Records from a data source:
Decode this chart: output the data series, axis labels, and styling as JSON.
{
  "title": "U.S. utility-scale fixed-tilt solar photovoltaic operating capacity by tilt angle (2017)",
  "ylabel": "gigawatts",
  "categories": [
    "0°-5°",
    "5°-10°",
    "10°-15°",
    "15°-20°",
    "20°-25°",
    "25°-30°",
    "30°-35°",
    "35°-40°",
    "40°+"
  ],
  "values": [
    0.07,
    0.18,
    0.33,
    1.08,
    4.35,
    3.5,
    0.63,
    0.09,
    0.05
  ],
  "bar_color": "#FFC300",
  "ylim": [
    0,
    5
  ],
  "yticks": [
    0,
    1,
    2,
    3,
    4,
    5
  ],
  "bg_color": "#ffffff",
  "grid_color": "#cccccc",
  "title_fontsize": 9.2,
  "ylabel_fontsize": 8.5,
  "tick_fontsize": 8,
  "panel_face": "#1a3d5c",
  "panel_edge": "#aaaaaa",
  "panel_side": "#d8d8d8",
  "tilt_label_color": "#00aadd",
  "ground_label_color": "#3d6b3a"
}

What is asked: Make an exact copy of the records.

Complete output:
Decode this chart: output the data series, axis labels, and styling as JSON.
{
  "title": "U.S. utility-scale fixed-tilt solar photovoltaic operating capacity by tilt angle (2017)",
  "ylabel": "gigawatts",
  "categories": [
    "0°-5°",
    "5°-10°",
    "10°-15°",
    "15°-20°",
    "20°-25°",
    "25°-30°",
    "30°-35°",
    "35°-40°",
    "40°+"
  ],
  "values": [
    0.07,
    0.18,
    0.33,
    1.08,
    4.35,
    3.5,
    0.63,
    0.09,
    0.05
  ],
  "bar_color": "#FFC300",
  "ylim": [
    0,
    5
  ],
  "yticks": [
    0,
    1,
    2,
    3,
    4,
    5
  ],
  "bg_color": "#ffffff",
  "grid_color": "#cccccc",
  "title_fontsize": 9.2,
  "ylabel_fontsize": 8.5,
  "tick_fontsize": 8,
  "panel_face": "#1a3d5c",
  "panel_edge": "#aaaaaa",
  "panel_side": "#d8d8d8",
  "tilt_label_color": "#00aadd",
  "ground_label_color": "#3d6b3a"
}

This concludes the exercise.